### WHAT IS BEING ASKED
Determine which lines of the records include the word "шлакоблок", and copy them.

### GIVEN RECORDS
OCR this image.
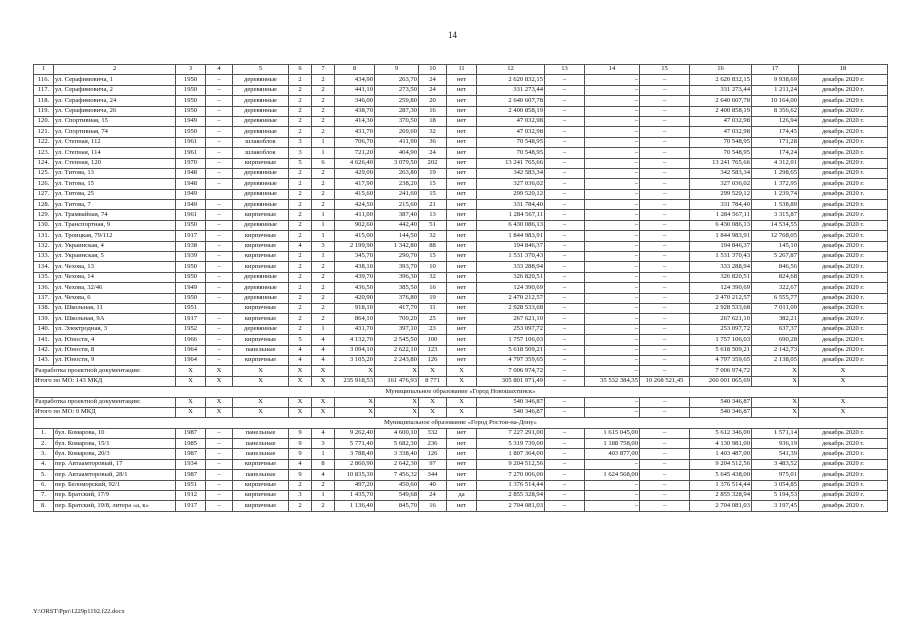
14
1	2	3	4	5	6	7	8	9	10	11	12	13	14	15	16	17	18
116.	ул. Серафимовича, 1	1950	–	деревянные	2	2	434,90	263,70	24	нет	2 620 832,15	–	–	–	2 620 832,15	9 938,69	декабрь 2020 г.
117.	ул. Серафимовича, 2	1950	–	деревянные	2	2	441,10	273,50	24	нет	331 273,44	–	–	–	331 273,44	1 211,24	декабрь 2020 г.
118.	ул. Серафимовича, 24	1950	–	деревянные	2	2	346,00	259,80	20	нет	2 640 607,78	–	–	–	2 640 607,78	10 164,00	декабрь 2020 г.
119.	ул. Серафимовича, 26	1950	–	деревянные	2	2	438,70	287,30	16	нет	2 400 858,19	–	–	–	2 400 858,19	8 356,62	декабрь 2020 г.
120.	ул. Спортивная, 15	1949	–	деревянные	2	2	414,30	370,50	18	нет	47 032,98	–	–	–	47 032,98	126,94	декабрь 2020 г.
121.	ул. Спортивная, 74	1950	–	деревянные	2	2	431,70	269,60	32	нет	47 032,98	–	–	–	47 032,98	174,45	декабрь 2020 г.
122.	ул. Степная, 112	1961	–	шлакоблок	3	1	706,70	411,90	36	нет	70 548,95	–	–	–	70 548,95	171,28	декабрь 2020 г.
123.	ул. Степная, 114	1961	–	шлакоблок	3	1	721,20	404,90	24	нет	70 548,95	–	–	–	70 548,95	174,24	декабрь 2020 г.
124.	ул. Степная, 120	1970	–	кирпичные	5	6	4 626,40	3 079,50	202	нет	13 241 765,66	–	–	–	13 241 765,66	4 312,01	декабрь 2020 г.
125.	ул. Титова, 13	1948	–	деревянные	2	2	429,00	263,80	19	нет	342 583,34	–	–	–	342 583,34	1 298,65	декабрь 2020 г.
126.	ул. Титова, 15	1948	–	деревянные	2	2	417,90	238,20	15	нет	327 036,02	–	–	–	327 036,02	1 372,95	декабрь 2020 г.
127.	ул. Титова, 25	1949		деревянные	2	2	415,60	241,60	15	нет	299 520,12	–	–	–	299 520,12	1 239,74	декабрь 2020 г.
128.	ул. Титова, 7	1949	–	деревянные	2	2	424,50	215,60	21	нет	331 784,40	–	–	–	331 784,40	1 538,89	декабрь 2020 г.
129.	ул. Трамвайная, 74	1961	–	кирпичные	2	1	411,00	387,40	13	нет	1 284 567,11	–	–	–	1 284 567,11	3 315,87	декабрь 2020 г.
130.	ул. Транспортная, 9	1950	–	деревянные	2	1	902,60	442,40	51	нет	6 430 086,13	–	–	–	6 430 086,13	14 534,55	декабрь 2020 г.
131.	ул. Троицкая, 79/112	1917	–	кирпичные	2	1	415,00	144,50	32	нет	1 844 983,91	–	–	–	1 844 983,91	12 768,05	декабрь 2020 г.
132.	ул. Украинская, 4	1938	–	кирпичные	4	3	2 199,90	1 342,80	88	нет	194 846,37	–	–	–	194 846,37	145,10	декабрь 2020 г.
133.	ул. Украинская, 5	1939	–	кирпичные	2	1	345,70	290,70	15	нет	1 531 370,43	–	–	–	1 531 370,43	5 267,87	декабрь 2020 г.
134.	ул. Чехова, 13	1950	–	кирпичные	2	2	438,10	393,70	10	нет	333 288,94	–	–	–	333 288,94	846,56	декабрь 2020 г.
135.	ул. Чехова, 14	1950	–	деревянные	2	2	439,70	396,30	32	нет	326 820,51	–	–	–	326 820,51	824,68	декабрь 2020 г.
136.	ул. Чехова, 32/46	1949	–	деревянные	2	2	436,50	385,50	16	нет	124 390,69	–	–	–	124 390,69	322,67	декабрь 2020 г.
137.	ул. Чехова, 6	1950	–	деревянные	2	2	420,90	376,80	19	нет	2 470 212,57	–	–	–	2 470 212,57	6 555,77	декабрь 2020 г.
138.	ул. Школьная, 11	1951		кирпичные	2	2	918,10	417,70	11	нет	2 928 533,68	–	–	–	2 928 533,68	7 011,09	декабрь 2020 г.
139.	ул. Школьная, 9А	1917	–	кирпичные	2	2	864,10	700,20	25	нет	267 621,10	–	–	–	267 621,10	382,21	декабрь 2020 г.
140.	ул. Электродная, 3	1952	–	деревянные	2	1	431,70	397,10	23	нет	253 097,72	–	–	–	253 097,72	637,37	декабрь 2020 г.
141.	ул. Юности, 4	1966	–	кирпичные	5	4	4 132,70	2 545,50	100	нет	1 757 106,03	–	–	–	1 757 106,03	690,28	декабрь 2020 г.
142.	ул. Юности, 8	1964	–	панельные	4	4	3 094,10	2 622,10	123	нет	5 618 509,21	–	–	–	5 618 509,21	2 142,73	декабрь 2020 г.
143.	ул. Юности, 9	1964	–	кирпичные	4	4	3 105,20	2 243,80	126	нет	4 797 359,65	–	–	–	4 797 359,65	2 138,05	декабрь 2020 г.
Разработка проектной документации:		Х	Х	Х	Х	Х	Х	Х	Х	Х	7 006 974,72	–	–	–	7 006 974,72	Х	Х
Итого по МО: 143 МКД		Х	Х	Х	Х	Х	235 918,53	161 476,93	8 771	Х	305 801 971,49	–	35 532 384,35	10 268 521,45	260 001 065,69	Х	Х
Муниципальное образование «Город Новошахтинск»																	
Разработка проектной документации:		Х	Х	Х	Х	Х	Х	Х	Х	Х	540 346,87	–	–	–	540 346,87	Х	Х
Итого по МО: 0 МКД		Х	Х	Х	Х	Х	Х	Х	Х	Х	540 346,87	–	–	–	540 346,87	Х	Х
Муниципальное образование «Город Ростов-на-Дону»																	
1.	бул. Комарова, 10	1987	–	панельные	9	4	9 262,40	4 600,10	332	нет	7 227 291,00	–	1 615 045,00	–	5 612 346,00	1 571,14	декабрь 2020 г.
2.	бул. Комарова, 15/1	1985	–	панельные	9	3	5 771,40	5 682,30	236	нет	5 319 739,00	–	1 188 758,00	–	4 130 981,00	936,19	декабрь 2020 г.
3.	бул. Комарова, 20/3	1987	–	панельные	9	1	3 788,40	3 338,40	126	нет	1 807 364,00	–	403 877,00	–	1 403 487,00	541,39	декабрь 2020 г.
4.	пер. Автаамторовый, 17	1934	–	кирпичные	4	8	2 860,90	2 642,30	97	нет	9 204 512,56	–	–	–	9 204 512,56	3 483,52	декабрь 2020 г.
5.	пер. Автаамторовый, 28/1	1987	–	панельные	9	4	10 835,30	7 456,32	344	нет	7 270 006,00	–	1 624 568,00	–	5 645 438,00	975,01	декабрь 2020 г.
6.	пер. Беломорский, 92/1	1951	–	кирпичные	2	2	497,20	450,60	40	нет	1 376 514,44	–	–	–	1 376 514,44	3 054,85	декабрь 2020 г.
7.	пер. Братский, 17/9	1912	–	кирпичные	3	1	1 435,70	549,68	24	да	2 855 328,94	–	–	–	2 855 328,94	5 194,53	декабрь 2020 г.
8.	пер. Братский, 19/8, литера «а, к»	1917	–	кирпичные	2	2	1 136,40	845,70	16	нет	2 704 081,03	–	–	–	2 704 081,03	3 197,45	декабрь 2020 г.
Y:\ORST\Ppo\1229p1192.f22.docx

### FULL RESPONSE
122.	ул. Степная, 112	1961	–	шлакоблок	3	1	706,70	411,90	36	нет	70 548,95	–	–	–	70 548,95	171,28	декабрь 2020 г.
123.	ул. Степная, 114	1961	–	шлакоблок	3	1	721,20	404,90	24	нет	70 548,95	–	–	–	70 548,95	174,24	декабрь 2020 г.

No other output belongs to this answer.